■ **What you need to do**:
Each line of the listing must be transcribed exactly, except for the images, which should be excluded.

Data excerpts
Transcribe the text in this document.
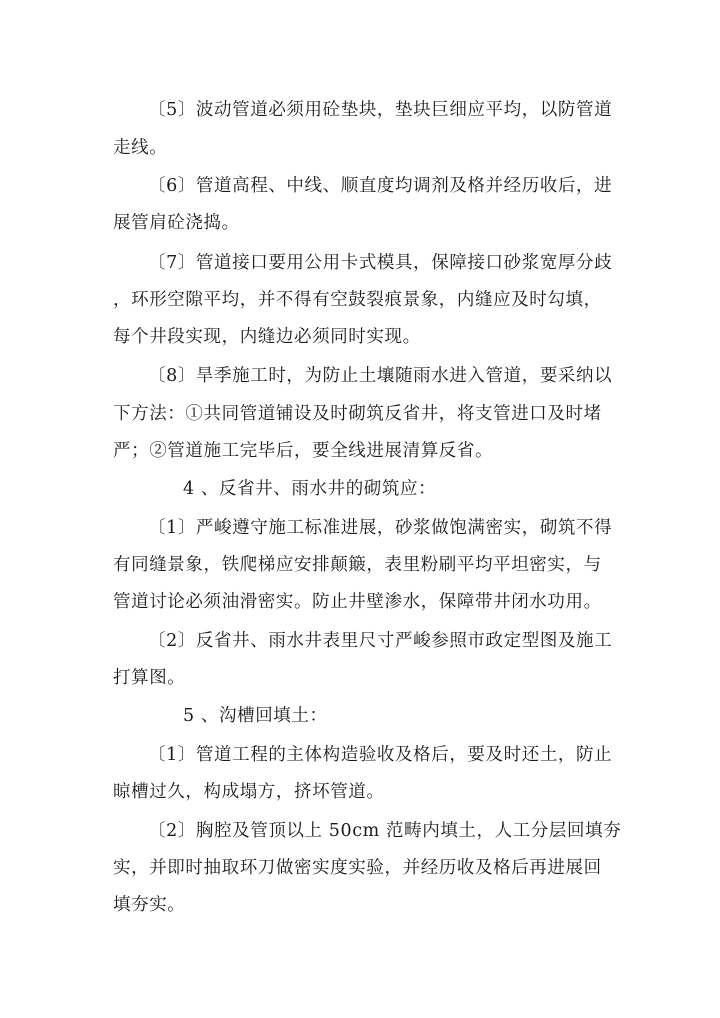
〔5〕波动管道必须用砼垫块，垫块巨细应平均，以防管道
走线。
〔6〕管道高程、中线、顺直度均调剂及格并经历收后，进
展管肩砼浇捣。
〔7〕管道接口要用公用卡式模具，保障接口砂浆宽厚分歧
，环形空隙平均，并不得有空鼓裂痕景象，内缝应及时勾填，
每个井段实现，内缝边必须同时实现。
〔8〕旱季施工时，为防止土壤随雨水进入管道，要采纳以
下方法：①共同管道铺设及时砌筑反省井，将支管进口及时堵
严；②管道施工完毕后，要全线进展清算反省。
4 、反省井、雨水井的砌筑应：
〔1〕严峻遵守施工标准进展，砂浆做饱满密实，砌筑不得
有同缝景象，铁爬梯应安排颠簸，表里粉刷平均平坦密实，与
管道讨论必须油滑密实。防止井壁渗水，保障带井闭水功用。
〔2〕反省井、雨水井表里尺寸严峻参照市政定型图及施工
打算图。
5 、沟槽回填土：
〔1〕管道工程的主体构造验收及格后，要及时还土，防止
晾槽过久，构成塌方，挤坏管道。
〔2〕胸腔及管顶以上 50cm 范畴内填土，人工分层回填夯
实，并即时抽取环刀做密实度实验，并经历收及格后再进展回
填夯实。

■ **Answer for this exercise**:
Transcribe the text in this document.
〔5〕波动管道必须用砼垫块，垫块巨细应平均，以防管道
走线。
〔6〕管道高程、中线、顺直度均调剂及格并经历收后，进
展管肩砼浇捣。
〔7〕管道接口要用公用卡式模具，保障接口砂浆宽厚分歧
，环形空隙平均，并不得有空鼓裂痕景象，内缝应及时勾填，
每个井段实现，内缝边必须同时实现。
〔8〕旱季施工时，为防止土壤随雨水进入管道，要采纳以
下方法：①共同管道铺设及时砌筑反省井，将支管进口及时堵
严；②管道施工完毕后，要全线进展清算反省。
4 、反省井、雨水井的砌筑应：
〔1〕严峻遵守施工标准进展，砂浆做饱满密实，砌筑不得
有同缝景象，铁爬梯应安排颠簸，表里粉刷平均平坦密实，与
管道讨论必须油滑密实。防止井壁渗水，保障带井闭水功用。
〔2〕反省井、雨水井表里尺寸严峻参照市政定型图及施工
打算图。
5 、沟槽回填土：
〔1〕管道工程的主体构造验收及格后，要及时还土，防止
晾槽过久，构成塌方，挤坏管道。
〔2〕胸腔及管顶以上 50cm 范畴内填土，人工分层回填夯
实，并即时抽取环刀做密实度实验，并经历收及格后再进展回
填夯实。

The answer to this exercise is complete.